◆ Goal
Pick up the commit page below on reworking the mirror update download implementation after its final line, and continue it.
** Begin Text **
Rework mirror update (download packages) implementation

`PackageDownloadTask` is just a reference to file now. Whole process
was rewritten to follow pattern: download to temp location inside the pool,
verify/update checksums, import into pool as final step.

This removes a lot of edge cases when aptly internal state might be broken
if updating from rogue mirror.

Also this changes whole memory model: package list/files are kept in memory
now during the duration of `mirror update` command and saved to disk
only in the end.
This commit is contained in:
Andrey Smirnov
2017-04-10 23:40:01 +03:00
parent 72d233b587
commit bc7903f86e
6 changed files with 162 additions and 93 deletions

View File

@@ -5,7 +5,9 @@ import (
"os"
"os/signal"
"strings"
"sync"
"github.com/smira/aptly/aptly"
"github.com/smira/aptly/deb"
"github.com/smira/aptly/query"
"github.com/smira/aptly/utils"
@@ -112,6 +114,14 @@ func aptlyMirrorUpdate(cmd *commander.Command, args []string) error {
// Catch ^C
sigch := make(chan os.Signal)
signal.Notify(sigch, os.Interrupt)
defer signal.Stop(sigch)
abort := make(chan struct{})
go func() {
<-sigch
signal.Stop(sigch)
close(abort)
}()
count := len(queue)
context.Progress().Printf("Download queue: %d items (%s)\n", count, utils.HumanBytes(downloadSize))
@@ -119,37 +129,94 @@ func aptlyMirrorUpdate(cmd *commander.Command, args []string) error {
// Download from the queue
context.Progress().InitBar(downloadSize, true)
// Download all package files
ch := make(chan error, count)
downloadQueue := make(chan deb.PackageDownloadTask)
// In separate goroutine (to avoid blocking main), push queue to downloader
/*go func() {
var (
errors []string
errLock sync.Mutex
)
pushError := func(err error) {
errLock.Lock()
errors = append(errors, err.Error())
errLock.Unlock()
}
go func() {
for _, task := range queue {
context.Downloader().DownloadWithChecksum(repo.PackageURL(task.RepoURI).String(), task.DestinationPath, ch, task.Checksums, ignoreMismatch, maxTries)
select {
case downloadQueue <- task:
case <-abort:
return
}
}
// We don't need queue after this point
queue = nil
}()*/
close(downloadQueue)
}()
var wg sync.WaitGroup
for i := 0; i < context.Config().DownloadConcurrency; i++ {
wg.Add(1)
go func() {
defer wg.Done()
for {
select {
case task, ok := <-downloadQueue:
if !ok {
return
}
var e error
// provision download location
tempDownPath, e := context.PackagePool().(aptly.LocalPackagePool).GenerateTempPath(task.File.Filename)
if e != nil {
pushError(e)
continue
}
// download file...
e = context.Downloader().DownloadWithChecksum(
repo.PackageURL(task.File.DownloadURL()).String(),
tempDownPath,
&task.File.Checksums,
ignoreMismatch,
maxTries)
** End Text **
** Begin Entries **
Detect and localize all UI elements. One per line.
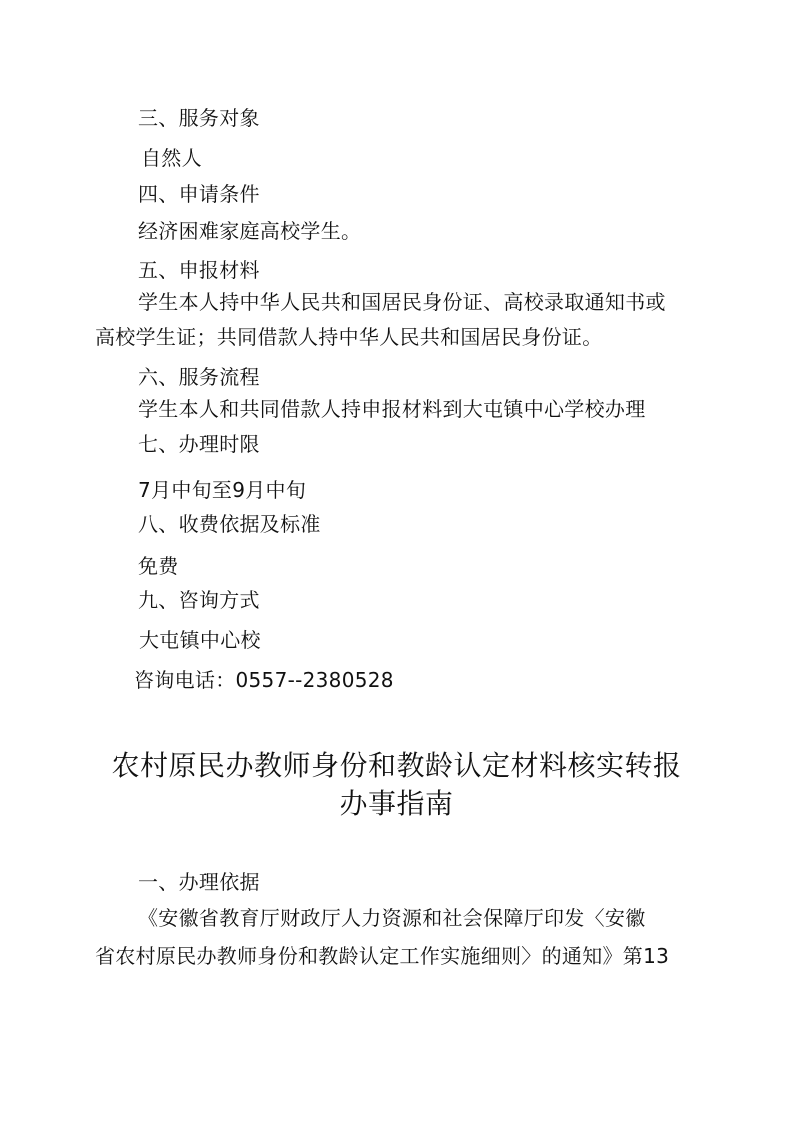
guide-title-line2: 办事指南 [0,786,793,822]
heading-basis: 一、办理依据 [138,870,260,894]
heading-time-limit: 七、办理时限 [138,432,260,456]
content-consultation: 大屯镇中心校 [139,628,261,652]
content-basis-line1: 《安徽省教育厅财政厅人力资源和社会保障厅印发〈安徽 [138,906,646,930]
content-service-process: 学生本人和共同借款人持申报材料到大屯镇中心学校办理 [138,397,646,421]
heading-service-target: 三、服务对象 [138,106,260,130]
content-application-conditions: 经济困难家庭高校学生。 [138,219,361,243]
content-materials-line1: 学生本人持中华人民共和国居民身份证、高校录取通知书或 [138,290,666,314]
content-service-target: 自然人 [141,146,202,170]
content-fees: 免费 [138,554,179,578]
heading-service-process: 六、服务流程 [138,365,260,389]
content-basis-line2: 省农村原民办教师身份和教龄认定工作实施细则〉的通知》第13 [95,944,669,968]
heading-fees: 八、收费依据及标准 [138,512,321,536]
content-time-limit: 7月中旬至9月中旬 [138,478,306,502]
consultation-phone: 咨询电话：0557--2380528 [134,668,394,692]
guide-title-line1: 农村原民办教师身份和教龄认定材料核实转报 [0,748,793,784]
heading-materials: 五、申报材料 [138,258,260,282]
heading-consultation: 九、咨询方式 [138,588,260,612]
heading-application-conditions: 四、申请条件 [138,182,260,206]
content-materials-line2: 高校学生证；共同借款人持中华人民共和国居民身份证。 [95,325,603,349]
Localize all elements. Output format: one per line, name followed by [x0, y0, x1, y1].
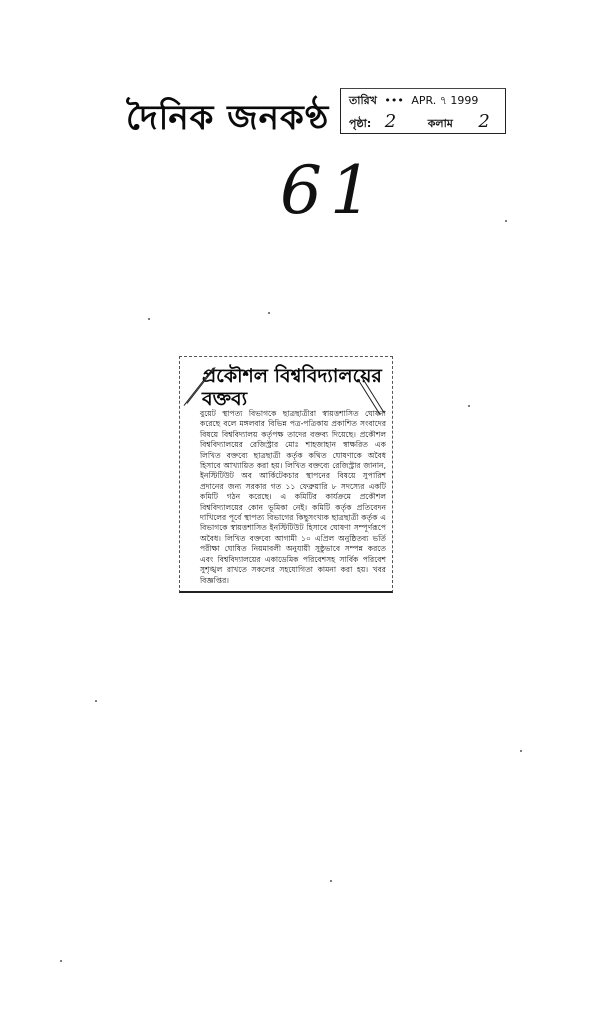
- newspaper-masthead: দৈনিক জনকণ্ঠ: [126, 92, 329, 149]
** End Entries **
◆ Exercise result
if e != nil {
pushError(e)
continue
}
// and import it back to the pool
task.File.PoolPath, e = context.PackagePool().Import(tempDownPath, task.File.Filename, &task.File.Checksums, true)
if e != nil {
pushError(e)
continue
}
// update "attached" files if any
for _, additionalTask := range task.Additional {
additionalTask.File.PoolPath = task.File.PoolPath
additionalTask.File.Checksums = task.File.Checksums
}
case <-abort:
return
}
}
}()
}
// Wait for all downloads to finish
var errors []string
wg.Wait()
for count > 0 {
select {
case <-sigch:
signal.Stop(sigch)
return fmt.Errorf("unable to update: interrupted")
case err = <-ch:
if err != nil {
errors = append(errors, err.Error())
}
count--
}
select {
case <-abort:
return fmt.Errorf("unable to update: interrupted")
default:
}
context.Progress().ShutdownBar()
signal.Stop(sigch)
if len(errors) > 0 {
return fmt.Errorf("unable to update: download errors:\n %s", strings.Join(errors, "\n "))
@@ -160,7 +227,7 @@ func aptlyMirrorUpdate(cmd *commander.Command, args []string) error {
return fmt.Errorf("unable to update: %s", err)
}
repo.FinalizeDownload()
repo.FinalizeDownload(context.CollectionFactory())
err = context.CollectionFactory().RemoteRepoCollection().Update(repo)
if err != nil {
return fmt.Errorf("unable to update: %s", err)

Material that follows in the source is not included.